__EXERCISE MATERIALS__:
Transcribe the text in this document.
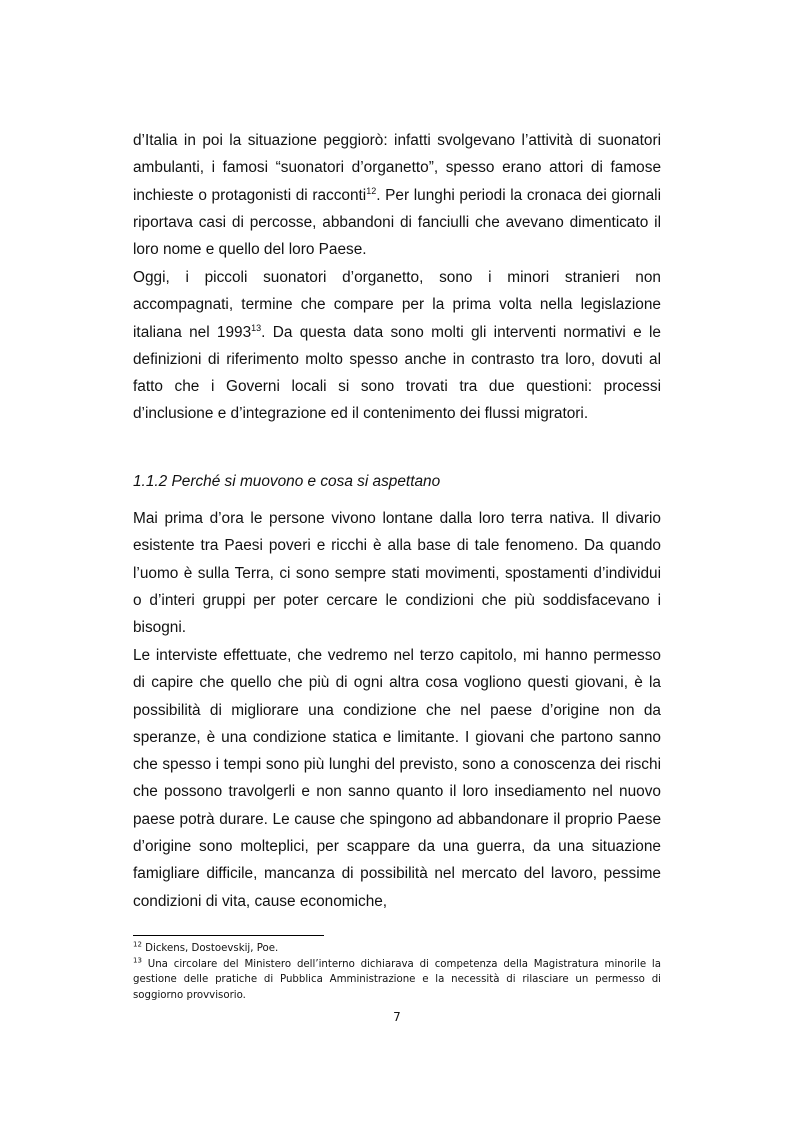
d’Italia in poi la situazione peggiorò: infatti svolgevano l’attività di suonatori ambulanti, i famosi “suonatori d’organetto”, spesso erano attori di famose inchieste o protagonisti di racconti$^{12}$. Per lunghi periodi la cronaca dei giornali riportava casi di percosse, abbandoni di fanciulli che avevano dimenticato il loro nome e quello del loro Paese.

Oggi, i piccoli suonatori d’organetto, sono i minori stranieri non accompagnati, termine che compare per la prima volta nella legislazione italiana nel 1993$^{13}$. Da questa data sono molti gli interventi normativi e le definizioni di riferimento molto spesso anche in contrasto tra loro, dovuti al fatto che i Governi locali si sono trovati tra due questioni: processi d’inclusione e d’integrazione ed il contenimento dei flussi migratori.

1.1.2 Perché si muovono e cosa si aspettano

Mai prima d’ora le persone vivono lontane dalla loro terra nativa. Il divario esistente tra Paesi poveri e ricchi è alla base di tale fenomeno. Da quando l’uomo è sulla Terra, ci sono sempre stati movimenti, spostamenti d’individui o d’interi gruppi per poter cercare le condizioni che più soddisfacevano i bisogni.

Le interviste effettuate, che vedremo nel terzo capitolo, mi hanno permesso di capire che quello che più di ogni altra cosa vogliono questi giovani, è la possibilità di migliorare una condizione che nel paese d’origine non da speranze, è una condizione statica e limitante. I giovani che partono sanno che spesso i tempi sono più lunghi del previsto, sono a conoscenza dei rischi che possono travolgerli e non sanno quanto il loro insediamento nel nuovo paese potrà durare. Le cause che spingono ad abbandonare il proprio Paese d’origine sono molteplici, per scappare da una guerra, da una situazione famigliare difficile, mancanza di possibilità nel mercato del lavoro, pessime condizioni di vita, cause economiche,

$^{12}$ Dickens, Dostoevskij, Poe.

$^{13}$ Una circolare del Ministero dell’interno dichiarava di competenza della Magistratura minorile la gestione delle pratiche di Pubblica Amministrazione e la necessità di rilasciare un permesso di soggiorno provvisorio.

7
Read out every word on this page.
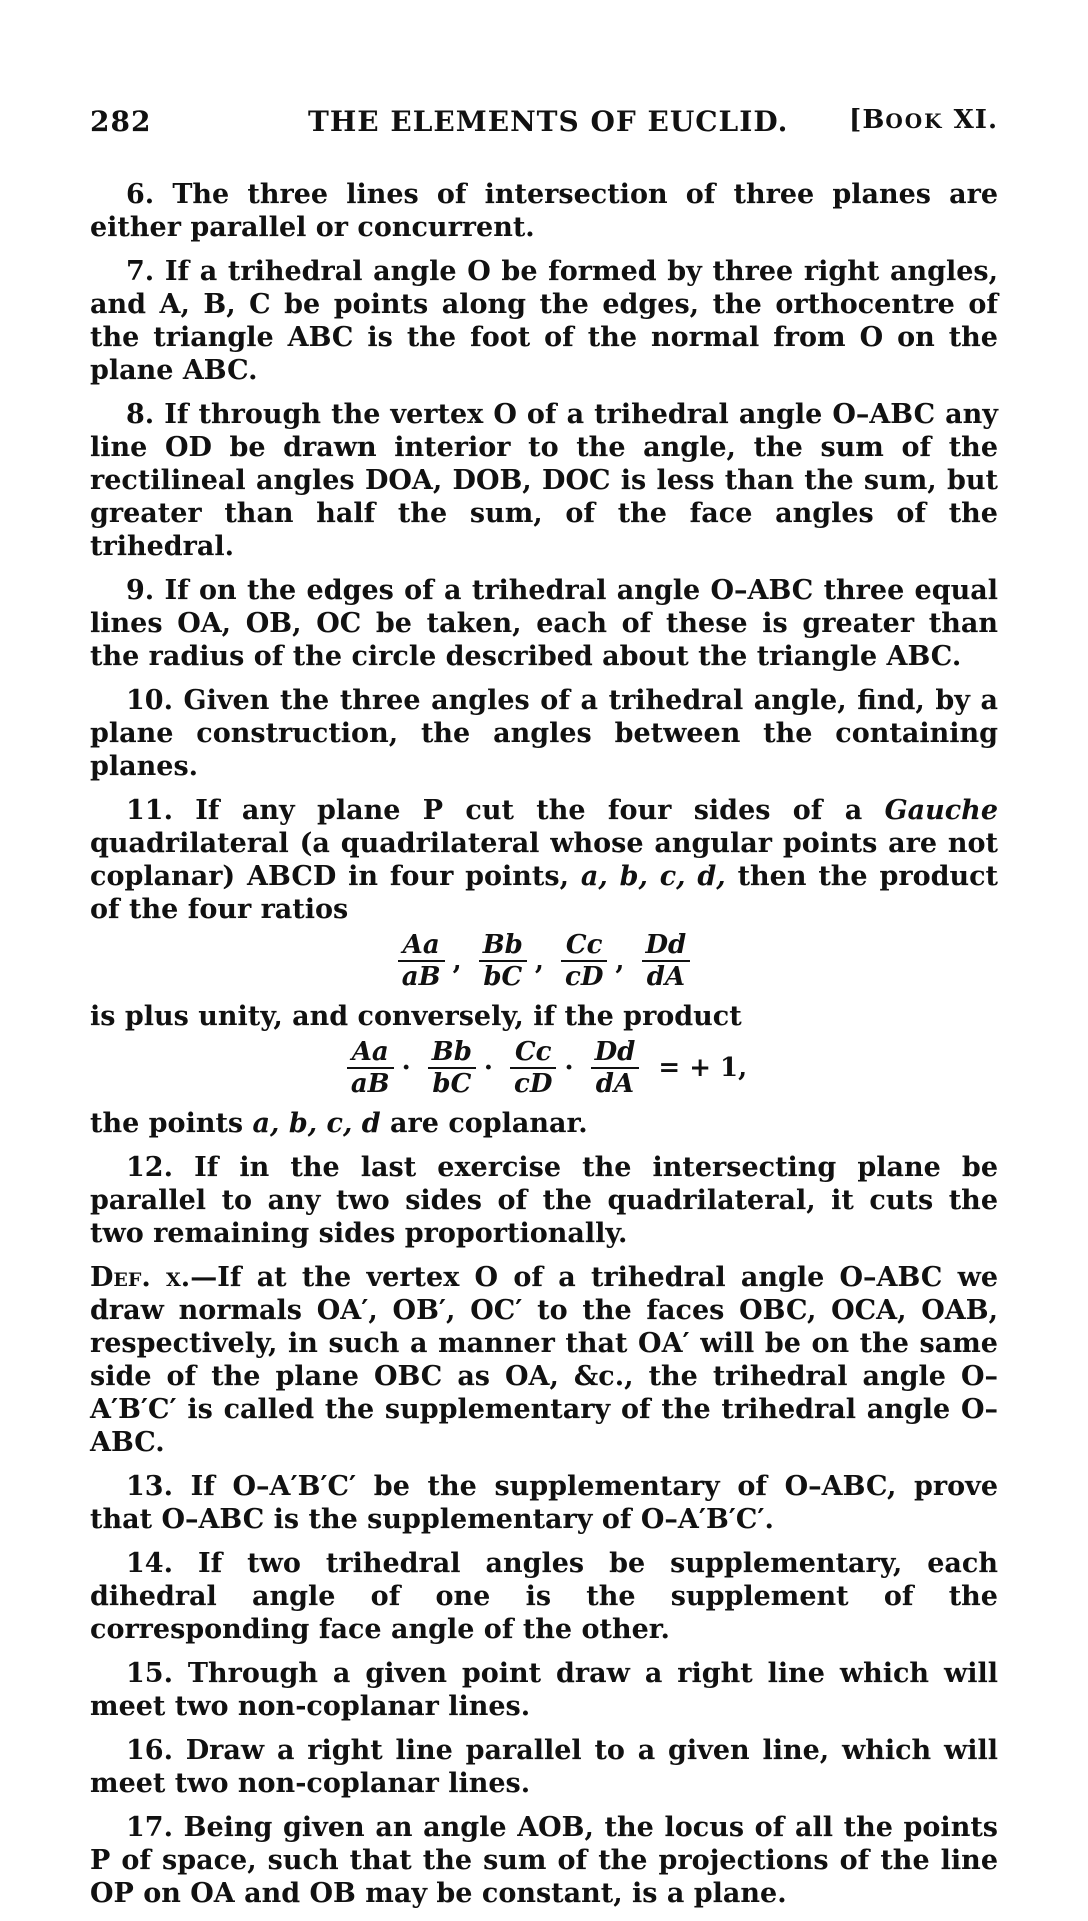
282	THE ELEMENTS OF EUCLID. [BOOK XI.

6. The three lines of intersection of three planes are either parallel or concurrent.

7. If a trihedral angle O be formed by three right angles, and A, B, C be points along the edges, the orthocentre of the triangle ABC is the foot of the normal from O on the plane ABC.

8. If through the vertex O of a trihedral angle O–ABC any line OD be drawn interior to the angle, the sum of the rectilineal angles DOA, DOB, DOC is less than the sum, but greater than half the sum, of the face angles of the trihedral.

9. If on the edges of a trihedral angle O–ABC three equal lines OA, OB, OC be taken, each of these is greater than the radius of the circle described about the triangle ABC.

10. Given the three angles of a trihedral angle, find, by a plane construction, the angles between the containing planes.

11. If any plane P cut the four sides of a Gauche quadrilateral (a quadrilateral whose angular points are not coplanar) ABCD in four points, a, b, c, d, then the product of the four ratios

$\frac{Aa}{aB}$ , $\frac{Bb}{bC}$ , $\frac{Cc}{cD}$ , $\frac{Dd}{dA}$

is plus unity, and conversely, if the product

$\frac{Aa}{aB} \cdot \frac{Bb}{bC} \cdot \frac{Cc}{cD} \cdot \frac{Dd}{dA}$ = + 1,

the points a, b, c, d are coplanar.

12. If in the last exercise the intersecting plane be parallel to any two sides of the quadrilateral, it cuts the two remaining sides proportionally.

Def. x.—If at the vertex O of a trihedral angle O–ABC we draw normals OA′, OB′, OC′ to the faces OBC, OCA, OAB, respectively, in such a manner that OA′ will be on the same side of the plane OBC as OA, &c., the trihedral angle O–A′B′C′ is called the supplementary of the trihedral angle O–ABC.

13. If O–A′B′C′ be the supplementary of O–ABC, prove that O–ABC is the supplementary of O–A′B′C′.

14. If two trihedral angles be supplementary, each dihedral angle of one is the supplement of the corresponding face angle of the other.

15. Through a given point draw a right line which will meet two non-coplanar lines.

16. Draw a right line parallel to a given line, which will meet two non-coplanar lines.

17. Being given an angle AOB, the locus of all the points P of space, such that the sum of the projections of the line OP on OA and OB may be constant, is a plane.
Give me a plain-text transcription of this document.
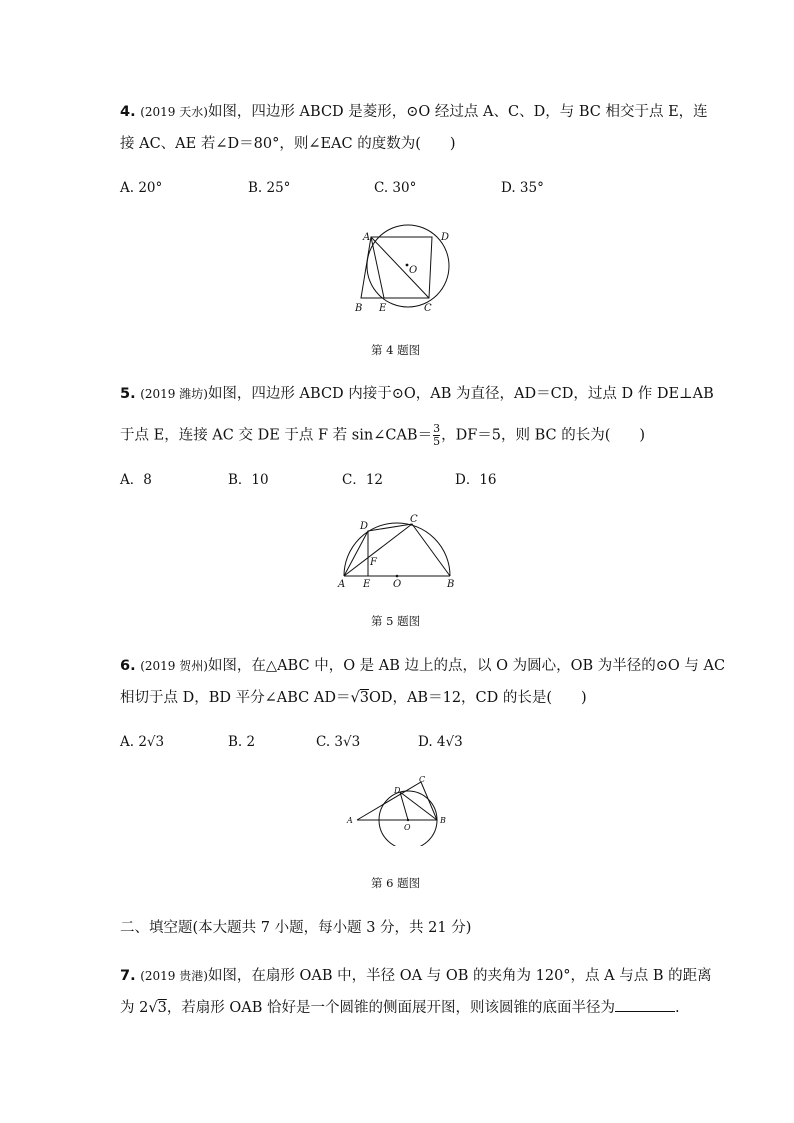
4. (2019 天水)如图，四边形 ABCD 是菱形，⊙O 经过点 A、C、D，与 BC 相交于点 E，连
接 AC、AE 若∠D＝80°，则∠EAC 的度数为(　　)
A. 20°	B. 25°	C. 30°	D. 35°
A	D
O
B E	C
第 4 题图
5. (2019 潍坊)如图，四边形 ABCD 内接于⊙O，AB 为直径，AD＝CD，过点 D 作 DE⊥AB
于点 E，连接 AC 交 DE 于点 F 若 sin∠CAB＝ $\frac{3}{5}$ ，DF＝5，则 BC 的长为(　　)
A．8	B．10	C．12	D．16
D
C
F
A E O	B
第 5 题图
6. (2019 贺州)如图，在△ABC 中，O 是 AB 边上的点，以 O 为圆心，OB 为半径的⊙O 与 AC
相切于点 D，BD 平分∠ABC AD＝√3OD，AB＝12，CD 的长是(　　)
A. 2√3	B. 2	C. 3√3	D. 4√3
C
D
A
O
B
第 6 题图
二、填空题(本大题共 7 小题，每小题 3 分，共 21 分)
7. (2019 贵港)如图，在扇形 OAB 中，半径 OA 与 OB 的夹角为 120°，点 A 与点 B 的距离
为 2√3，若扇形 OAB 恰好是一个圆锥的侧面展开图，则该圆锥的底面半径为	.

__STATED EXERCISE__: Report how many lines contain "permesso". Give nothing but the number.

__RESULT FOR THIS EXERCISE__: 2